SET TASK:
Search the material below for the word "bottom". Copy every line that has it.

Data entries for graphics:
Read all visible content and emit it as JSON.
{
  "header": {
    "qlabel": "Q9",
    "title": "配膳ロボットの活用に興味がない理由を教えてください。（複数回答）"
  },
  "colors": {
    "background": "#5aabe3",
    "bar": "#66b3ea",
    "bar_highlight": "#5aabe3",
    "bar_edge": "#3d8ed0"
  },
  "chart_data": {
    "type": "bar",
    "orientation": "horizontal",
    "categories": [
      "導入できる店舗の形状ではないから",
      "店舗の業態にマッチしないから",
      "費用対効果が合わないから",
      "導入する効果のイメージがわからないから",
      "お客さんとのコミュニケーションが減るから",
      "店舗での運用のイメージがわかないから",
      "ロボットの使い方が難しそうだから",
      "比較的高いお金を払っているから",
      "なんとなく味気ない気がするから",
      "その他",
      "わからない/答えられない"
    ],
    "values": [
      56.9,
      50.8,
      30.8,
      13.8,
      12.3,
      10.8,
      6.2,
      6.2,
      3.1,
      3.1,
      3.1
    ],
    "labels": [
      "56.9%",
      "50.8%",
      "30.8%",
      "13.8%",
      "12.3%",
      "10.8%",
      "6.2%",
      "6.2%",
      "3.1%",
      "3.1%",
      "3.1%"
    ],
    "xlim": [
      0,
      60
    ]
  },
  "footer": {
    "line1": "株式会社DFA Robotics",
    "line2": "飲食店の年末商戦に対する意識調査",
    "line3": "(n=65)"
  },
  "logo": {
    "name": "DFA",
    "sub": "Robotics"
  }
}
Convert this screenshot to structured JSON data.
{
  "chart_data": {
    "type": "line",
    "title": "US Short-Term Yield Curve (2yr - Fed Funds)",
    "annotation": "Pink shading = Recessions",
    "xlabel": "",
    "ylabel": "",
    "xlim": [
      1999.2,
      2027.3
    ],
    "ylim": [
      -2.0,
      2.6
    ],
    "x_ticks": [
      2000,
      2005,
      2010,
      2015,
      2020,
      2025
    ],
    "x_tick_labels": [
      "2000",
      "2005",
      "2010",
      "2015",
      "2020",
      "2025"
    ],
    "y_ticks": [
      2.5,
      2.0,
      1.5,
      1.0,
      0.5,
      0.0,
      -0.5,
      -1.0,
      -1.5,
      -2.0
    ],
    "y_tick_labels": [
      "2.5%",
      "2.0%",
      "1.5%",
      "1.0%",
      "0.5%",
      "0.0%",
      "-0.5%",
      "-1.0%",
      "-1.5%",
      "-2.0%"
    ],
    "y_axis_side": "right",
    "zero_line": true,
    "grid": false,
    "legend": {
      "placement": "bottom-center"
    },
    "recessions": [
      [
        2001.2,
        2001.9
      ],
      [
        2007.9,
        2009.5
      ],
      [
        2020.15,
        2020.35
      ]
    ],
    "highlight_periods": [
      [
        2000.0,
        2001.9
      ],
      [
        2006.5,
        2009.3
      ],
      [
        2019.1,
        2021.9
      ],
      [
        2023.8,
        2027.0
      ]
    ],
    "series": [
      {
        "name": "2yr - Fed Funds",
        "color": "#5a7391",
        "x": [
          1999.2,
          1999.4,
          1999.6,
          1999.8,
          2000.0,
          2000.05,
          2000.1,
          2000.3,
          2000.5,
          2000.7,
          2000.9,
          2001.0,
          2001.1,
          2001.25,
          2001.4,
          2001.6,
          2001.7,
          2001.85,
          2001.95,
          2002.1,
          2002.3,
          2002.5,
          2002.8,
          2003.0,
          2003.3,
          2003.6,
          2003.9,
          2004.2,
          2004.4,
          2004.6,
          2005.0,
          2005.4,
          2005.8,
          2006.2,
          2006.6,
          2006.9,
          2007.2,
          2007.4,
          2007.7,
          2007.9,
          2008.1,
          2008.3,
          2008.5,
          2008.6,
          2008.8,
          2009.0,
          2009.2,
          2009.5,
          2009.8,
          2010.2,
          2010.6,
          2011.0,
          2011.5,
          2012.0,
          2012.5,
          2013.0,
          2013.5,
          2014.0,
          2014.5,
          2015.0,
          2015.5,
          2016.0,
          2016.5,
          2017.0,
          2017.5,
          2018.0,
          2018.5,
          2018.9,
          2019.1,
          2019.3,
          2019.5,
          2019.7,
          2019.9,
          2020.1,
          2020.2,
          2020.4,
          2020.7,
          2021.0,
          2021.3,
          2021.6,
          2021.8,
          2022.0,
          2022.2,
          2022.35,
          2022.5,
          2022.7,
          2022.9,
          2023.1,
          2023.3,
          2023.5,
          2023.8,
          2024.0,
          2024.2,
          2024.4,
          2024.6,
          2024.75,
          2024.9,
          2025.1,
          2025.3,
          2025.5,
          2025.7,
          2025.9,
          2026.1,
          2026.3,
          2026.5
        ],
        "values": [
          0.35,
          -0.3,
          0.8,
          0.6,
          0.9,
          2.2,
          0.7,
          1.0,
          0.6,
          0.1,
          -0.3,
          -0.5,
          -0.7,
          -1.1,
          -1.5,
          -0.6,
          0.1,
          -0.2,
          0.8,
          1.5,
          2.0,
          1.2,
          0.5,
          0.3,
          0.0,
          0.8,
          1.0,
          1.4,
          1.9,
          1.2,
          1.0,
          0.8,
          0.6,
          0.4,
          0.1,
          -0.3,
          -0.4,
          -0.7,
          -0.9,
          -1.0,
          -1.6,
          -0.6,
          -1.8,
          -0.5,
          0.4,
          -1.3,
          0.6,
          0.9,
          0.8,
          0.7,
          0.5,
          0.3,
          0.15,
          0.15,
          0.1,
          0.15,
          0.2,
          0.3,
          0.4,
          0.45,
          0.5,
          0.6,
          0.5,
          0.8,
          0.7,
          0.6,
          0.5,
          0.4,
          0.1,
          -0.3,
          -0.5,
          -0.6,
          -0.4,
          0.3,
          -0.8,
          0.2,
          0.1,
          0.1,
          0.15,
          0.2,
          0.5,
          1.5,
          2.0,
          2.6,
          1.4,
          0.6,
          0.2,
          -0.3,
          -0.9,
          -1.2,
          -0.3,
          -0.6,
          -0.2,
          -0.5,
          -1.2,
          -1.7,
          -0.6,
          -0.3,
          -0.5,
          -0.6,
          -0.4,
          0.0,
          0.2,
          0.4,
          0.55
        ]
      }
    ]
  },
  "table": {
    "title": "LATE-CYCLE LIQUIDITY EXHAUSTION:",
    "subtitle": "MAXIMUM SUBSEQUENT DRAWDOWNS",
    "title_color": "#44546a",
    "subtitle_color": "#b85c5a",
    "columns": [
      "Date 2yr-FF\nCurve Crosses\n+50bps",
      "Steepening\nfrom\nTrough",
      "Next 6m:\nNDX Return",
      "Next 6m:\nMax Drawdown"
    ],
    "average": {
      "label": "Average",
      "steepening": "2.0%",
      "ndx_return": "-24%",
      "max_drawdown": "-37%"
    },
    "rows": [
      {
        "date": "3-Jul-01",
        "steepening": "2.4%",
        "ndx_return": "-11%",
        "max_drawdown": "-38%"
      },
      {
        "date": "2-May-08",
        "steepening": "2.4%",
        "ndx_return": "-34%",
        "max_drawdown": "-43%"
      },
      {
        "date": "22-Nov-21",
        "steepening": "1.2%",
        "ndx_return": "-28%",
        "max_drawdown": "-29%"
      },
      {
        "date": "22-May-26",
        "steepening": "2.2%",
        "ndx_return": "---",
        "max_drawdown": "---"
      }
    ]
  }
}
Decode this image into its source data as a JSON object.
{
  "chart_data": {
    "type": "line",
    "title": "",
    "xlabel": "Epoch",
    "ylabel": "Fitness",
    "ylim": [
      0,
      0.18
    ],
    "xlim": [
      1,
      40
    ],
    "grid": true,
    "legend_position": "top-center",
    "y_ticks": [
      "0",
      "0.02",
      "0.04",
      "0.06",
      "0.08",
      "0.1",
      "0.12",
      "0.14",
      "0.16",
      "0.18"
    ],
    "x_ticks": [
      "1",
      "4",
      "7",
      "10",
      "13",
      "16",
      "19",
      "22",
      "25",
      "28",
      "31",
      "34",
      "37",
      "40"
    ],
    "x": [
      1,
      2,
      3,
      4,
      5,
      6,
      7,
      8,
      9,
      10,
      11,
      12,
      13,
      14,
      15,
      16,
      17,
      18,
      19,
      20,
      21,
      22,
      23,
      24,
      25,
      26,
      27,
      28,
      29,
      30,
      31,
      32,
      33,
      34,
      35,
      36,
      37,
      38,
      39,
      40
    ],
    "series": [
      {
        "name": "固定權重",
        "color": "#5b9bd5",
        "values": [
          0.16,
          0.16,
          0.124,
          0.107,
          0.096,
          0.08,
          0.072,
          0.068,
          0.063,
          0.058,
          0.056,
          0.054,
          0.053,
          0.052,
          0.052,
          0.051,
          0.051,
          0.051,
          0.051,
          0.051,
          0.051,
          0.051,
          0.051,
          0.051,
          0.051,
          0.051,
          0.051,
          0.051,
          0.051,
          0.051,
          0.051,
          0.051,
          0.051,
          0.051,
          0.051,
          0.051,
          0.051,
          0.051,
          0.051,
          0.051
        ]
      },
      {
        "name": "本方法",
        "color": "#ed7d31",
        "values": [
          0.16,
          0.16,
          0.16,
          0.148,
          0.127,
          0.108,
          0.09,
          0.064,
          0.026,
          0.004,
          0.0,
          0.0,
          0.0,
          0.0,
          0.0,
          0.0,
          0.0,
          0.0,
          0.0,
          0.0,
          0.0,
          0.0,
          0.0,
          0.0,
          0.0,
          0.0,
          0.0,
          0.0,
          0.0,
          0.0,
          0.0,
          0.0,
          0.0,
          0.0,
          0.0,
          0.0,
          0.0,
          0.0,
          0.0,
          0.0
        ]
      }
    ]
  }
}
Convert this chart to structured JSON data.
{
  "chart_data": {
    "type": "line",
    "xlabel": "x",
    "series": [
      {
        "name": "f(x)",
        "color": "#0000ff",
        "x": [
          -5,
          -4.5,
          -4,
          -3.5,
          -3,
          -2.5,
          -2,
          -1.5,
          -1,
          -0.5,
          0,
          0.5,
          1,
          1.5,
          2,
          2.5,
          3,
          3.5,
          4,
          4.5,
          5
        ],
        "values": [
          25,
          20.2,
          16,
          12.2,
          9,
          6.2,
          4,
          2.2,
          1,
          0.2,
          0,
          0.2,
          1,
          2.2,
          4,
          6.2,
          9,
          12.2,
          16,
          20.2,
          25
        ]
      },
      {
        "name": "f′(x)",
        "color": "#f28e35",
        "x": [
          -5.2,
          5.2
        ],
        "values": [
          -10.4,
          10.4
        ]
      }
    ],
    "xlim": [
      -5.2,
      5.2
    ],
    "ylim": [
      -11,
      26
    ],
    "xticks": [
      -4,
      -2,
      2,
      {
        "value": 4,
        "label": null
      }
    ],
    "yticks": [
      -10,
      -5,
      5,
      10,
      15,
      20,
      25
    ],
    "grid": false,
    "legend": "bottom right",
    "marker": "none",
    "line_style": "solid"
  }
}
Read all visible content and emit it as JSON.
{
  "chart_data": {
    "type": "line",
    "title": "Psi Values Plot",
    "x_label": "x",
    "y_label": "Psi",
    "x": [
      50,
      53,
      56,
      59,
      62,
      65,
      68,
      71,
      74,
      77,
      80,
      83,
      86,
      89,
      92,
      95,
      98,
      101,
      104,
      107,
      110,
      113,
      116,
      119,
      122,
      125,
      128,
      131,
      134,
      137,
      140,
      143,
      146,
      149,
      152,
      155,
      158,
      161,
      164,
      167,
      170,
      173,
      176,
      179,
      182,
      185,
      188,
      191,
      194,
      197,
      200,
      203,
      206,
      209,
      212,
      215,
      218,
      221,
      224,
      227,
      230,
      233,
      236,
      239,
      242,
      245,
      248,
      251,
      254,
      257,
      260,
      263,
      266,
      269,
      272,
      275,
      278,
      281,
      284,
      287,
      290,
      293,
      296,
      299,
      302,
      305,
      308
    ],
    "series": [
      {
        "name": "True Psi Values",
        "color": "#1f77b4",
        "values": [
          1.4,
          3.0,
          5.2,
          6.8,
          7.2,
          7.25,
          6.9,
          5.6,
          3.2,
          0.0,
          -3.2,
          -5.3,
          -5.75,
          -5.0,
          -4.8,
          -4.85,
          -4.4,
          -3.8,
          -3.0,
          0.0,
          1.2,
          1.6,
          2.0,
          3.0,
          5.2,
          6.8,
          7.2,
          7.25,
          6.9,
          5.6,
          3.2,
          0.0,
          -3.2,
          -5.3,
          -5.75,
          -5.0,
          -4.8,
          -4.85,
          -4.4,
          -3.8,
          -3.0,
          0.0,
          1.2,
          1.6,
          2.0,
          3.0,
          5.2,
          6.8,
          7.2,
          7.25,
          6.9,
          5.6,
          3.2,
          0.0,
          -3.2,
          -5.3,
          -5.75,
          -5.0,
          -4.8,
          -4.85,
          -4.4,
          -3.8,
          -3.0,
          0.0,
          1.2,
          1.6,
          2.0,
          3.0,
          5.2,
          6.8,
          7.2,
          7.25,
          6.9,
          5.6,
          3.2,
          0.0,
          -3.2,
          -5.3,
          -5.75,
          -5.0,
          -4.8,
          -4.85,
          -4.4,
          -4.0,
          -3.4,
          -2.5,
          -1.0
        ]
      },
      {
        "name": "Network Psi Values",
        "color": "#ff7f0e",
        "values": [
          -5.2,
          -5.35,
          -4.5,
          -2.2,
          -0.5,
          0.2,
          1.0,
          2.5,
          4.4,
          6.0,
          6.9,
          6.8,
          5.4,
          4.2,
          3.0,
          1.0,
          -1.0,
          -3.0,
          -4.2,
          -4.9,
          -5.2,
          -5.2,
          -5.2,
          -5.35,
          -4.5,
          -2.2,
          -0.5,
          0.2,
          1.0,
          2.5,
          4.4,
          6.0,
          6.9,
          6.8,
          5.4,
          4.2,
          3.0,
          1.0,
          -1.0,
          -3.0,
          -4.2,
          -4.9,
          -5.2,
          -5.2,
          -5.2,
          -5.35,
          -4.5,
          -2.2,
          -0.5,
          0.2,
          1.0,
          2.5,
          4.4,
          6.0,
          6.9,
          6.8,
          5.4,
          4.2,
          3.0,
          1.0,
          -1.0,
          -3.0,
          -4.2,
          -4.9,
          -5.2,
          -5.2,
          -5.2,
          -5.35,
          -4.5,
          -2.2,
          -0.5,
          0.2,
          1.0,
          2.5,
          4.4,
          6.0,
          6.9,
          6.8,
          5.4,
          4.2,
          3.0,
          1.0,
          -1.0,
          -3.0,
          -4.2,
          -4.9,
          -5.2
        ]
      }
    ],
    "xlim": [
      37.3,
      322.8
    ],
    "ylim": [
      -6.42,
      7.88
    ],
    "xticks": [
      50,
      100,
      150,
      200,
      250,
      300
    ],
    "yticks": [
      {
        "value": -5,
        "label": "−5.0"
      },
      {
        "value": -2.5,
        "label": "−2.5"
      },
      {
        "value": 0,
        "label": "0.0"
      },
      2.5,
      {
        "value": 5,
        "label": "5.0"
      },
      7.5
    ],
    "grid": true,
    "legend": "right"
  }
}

FINAL RESULT:
      "placement": "bottom-center"
    "legend": "bottom right",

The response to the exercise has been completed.